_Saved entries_
+--

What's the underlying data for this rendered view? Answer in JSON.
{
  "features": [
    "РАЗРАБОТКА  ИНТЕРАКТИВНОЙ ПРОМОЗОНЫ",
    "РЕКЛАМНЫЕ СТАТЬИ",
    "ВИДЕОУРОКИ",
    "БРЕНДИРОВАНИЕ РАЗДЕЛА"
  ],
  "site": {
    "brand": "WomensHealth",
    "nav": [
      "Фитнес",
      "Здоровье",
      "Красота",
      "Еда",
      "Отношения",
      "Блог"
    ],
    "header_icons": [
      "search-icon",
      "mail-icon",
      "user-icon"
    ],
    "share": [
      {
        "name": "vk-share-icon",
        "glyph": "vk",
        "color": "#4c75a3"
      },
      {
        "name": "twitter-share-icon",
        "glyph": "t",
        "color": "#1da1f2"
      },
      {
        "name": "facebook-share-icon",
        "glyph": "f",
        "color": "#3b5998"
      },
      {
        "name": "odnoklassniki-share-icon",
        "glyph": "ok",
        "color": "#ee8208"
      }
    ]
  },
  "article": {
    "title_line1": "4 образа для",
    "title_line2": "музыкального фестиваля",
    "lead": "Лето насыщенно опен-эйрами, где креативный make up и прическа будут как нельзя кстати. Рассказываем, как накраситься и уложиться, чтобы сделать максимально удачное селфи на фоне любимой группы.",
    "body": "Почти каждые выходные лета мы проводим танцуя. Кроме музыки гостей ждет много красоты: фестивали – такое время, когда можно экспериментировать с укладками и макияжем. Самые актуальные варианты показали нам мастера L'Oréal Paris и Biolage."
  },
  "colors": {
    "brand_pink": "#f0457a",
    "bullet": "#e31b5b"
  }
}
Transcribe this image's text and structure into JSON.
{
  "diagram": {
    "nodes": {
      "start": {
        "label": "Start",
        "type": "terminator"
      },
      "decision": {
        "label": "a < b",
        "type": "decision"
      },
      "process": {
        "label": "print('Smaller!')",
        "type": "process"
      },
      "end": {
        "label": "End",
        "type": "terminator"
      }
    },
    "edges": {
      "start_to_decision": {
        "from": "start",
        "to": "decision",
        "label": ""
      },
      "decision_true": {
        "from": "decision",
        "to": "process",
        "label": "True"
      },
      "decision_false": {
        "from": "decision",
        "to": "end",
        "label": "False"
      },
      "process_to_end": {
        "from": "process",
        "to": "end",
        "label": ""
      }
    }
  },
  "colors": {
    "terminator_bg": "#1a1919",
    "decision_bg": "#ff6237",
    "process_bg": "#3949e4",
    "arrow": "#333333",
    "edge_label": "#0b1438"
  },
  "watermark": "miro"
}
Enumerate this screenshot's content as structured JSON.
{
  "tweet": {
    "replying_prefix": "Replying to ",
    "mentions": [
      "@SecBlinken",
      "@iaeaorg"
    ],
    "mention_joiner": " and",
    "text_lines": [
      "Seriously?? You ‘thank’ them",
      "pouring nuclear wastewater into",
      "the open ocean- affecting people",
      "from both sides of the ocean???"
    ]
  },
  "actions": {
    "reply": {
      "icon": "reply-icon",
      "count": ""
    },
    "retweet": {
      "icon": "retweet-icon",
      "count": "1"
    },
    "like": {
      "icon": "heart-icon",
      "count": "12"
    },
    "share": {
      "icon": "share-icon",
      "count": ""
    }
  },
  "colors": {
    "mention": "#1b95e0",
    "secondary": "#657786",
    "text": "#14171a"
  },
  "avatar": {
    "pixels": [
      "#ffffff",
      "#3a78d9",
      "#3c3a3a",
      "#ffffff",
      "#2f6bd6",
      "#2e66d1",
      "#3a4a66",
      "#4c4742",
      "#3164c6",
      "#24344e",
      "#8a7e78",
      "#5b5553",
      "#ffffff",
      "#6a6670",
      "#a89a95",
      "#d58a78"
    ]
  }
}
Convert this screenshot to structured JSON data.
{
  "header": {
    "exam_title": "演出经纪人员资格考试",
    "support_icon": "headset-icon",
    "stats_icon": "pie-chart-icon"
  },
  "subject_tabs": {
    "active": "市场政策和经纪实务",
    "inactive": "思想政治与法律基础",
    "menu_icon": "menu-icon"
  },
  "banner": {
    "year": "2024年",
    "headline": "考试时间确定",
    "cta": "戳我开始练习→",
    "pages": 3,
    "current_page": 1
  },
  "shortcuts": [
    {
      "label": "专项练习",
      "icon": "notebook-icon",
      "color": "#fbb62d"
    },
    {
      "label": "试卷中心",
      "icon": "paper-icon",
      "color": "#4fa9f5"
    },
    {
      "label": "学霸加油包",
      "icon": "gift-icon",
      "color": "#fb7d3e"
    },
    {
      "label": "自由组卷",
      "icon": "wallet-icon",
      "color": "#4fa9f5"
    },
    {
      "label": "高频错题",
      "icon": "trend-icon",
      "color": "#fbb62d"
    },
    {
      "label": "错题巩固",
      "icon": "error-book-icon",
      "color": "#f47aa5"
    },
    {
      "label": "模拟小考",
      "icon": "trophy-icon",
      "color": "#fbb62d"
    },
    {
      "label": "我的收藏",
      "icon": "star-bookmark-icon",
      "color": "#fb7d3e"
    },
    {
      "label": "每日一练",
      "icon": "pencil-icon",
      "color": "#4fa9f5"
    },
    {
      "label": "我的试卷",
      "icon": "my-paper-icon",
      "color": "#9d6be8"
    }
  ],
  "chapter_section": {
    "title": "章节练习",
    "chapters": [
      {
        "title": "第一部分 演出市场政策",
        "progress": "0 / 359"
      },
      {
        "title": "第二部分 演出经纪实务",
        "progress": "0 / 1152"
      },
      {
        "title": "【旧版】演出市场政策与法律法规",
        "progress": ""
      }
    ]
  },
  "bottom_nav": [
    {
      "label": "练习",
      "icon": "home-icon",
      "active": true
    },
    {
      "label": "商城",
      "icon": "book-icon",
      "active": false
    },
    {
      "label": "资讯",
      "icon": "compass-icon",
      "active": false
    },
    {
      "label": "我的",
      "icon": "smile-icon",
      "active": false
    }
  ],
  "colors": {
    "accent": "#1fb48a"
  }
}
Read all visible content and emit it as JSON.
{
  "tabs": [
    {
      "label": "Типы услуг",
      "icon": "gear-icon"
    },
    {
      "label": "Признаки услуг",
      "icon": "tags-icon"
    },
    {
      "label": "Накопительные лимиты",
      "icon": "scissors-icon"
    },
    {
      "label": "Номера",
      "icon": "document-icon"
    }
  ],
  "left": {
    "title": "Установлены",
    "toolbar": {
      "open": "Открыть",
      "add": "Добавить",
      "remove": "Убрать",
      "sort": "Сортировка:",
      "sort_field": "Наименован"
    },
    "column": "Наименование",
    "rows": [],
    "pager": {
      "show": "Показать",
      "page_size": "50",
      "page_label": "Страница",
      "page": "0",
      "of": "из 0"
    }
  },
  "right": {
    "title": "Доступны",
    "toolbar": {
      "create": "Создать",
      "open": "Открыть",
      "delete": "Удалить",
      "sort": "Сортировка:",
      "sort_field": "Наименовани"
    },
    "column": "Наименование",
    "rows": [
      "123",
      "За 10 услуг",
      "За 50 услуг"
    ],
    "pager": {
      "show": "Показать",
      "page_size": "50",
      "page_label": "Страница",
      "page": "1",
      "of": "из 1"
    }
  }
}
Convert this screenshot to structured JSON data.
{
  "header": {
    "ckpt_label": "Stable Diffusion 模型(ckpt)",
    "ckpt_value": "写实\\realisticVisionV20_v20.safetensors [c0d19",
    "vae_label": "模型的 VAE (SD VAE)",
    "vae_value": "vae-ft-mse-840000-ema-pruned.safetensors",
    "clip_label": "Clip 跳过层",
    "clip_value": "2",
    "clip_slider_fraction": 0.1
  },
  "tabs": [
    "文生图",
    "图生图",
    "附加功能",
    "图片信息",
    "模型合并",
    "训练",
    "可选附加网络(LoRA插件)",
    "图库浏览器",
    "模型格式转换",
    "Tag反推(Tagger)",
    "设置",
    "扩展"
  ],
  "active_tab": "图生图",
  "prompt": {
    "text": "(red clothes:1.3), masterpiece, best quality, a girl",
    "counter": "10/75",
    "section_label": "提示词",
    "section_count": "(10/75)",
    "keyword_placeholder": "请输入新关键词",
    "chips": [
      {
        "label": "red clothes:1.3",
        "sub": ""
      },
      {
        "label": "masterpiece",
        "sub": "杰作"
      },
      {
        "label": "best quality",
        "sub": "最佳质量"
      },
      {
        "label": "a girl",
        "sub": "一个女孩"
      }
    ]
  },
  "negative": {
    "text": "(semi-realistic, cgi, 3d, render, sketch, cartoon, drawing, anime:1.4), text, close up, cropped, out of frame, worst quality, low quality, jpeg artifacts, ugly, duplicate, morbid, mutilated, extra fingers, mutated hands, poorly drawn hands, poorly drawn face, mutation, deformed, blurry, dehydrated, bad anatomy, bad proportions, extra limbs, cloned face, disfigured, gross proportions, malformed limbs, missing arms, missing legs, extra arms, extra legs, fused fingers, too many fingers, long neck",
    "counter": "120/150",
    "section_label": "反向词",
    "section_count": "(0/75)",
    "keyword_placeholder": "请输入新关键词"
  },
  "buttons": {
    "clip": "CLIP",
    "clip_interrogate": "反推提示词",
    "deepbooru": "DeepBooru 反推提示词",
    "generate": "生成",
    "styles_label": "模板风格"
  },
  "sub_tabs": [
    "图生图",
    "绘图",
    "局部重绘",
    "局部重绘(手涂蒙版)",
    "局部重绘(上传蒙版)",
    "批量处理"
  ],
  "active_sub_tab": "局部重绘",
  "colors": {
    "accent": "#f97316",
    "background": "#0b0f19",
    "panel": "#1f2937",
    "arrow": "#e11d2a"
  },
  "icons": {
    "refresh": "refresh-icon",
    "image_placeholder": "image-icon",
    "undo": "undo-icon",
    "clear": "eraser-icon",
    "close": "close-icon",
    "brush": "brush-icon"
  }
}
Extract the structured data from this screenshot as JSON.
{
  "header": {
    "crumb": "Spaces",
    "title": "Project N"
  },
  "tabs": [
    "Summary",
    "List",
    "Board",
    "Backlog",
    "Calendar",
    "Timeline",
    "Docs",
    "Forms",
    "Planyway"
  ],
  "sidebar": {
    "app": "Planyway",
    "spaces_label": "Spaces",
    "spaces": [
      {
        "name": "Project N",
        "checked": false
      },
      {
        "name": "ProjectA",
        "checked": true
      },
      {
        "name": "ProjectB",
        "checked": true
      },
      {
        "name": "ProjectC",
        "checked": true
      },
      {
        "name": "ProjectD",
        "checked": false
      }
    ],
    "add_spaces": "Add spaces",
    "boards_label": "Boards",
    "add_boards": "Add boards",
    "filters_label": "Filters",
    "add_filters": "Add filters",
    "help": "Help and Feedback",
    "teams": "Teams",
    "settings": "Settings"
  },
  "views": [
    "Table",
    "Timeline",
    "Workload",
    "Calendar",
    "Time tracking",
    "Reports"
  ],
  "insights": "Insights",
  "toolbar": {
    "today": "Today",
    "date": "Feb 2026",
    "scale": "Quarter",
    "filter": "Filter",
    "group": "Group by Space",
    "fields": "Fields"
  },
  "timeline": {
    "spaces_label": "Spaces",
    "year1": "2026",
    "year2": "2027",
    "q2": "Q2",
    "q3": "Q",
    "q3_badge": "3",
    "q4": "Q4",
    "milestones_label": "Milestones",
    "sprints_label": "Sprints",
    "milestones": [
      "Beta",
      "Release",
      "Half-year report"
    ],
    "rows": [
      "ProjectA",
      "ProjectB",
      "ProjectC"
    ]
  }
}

+--

_Instructions for the task_
Which lines contain "услуг"? Copy each of them.

_Exercise response_
      "label": "Типы услуг",
      "label": "Признаки услуг",
      "За 10 услуг",
      "За 50 услуг"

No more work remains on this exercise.